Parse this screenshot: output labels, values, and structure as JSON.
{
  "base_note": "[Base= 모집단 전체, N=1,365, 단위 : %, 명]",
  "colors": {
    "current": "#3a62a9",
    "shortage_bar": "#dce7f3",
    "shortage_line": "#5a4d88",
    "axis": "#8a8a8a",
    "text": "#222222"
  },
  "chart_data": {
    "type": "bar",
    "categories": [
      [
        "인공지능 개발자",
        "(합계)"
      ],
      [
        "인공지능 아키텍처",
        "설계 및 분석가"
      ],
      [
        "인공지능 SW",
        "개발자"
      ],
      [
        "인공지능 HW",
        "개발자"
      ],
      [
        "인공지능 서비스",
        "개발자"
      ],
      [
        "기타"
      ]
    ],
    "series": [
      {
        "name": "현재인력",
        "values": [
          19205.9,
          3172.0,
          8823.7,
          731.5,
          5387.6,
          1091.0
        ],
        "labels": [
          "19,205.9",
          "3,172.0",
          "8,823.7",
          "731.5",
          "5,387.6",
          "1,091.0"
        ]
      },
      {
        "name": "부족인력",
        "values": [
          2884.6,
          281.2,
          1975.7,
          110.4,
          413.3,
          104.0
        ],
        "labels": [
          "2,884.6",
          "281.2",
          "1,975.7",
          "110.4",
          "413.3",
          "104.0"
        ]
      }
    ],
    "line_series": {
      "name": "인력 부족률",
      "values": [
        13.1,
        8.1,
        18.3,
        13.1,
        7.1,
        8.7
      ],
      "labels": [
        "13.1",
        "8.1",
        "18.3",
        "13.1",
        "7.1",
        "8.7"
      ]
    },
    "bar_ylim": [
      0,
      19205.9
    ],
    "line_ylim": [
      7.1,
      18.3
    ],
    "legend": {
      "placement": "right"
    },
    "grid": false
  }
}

━━━━━━━━

■ WORK INSTRUCTIONS
Give the material above again, word for word.

■ SOLUTION TO THIS TASK
Parse this screenshot: output labels, values, and structure as JSON.
{
  "base_note": "[Base= 모집단 전체, N=1,365, 단위 : %, 명]",
  "colors": {
    "current": "#3a62a9",
    "shortage_bar": "#dce7f3",
    "shortage_line": "#5a4d88",
    "axis": "#8a8a8a",
    "text": "#222222"
  },
  "chart_data": {
    "type": "bar",
    "categories": [
      [
        "인공지능 개발자",
        "(합계)"
      ],
      [
        "인공지능 아키텍처",
        "설계 및 분석가"
      ],
      [
        "인공지능 SW",
        "개발자"
      ],
      [
        "인공지능 HW",
        "개발자"
      ],
      [
        "인공지능 서비스",
        "개발자"
      ],
      [
        "기타"
      ]
    ],
    "series": [
      {
        "name": "현재인력",
        "values": [
          19205.9,
          3172.0,
          8823.7,
          731.5,
          5387.6,
          1091.0
        ],
        "labels": [
          "19,205.9",
          "3,172.0",
          "8,823.7",
          "731.5",
          "5,387.6",
          "1,091.0"
        ]
      },
      {
        "name": "부족인력",
        "values": [
          2884.6,
          281.2,
          1975.7,
          110.4,
          413.3,
          104.0
        ],
        "labels": [
          "2,884.6",
          "281.2",
          "1,975.7",
          "110.4",
          "413.3",
          "104.0"
        ]
      }
    ],
    "line_series": {
      "name": "인력 부족률",
      "values": [
        13.1,
        8.1,
        18.3,
        13.1,
        7.1,
        8.7
      ],
      "labels": [
        "13.1",
        "8.1",
        "18.3",
        "13.1",
        "7.1",
        "8.7"
      ]
    },
    "bar_ylim": [
      0,
      19205.9
    ],
    "line_ylim": [
      7.1,
      18.3
    ],
    "legend": {
      "placement": "right"
    },
    "grid": false
  }
}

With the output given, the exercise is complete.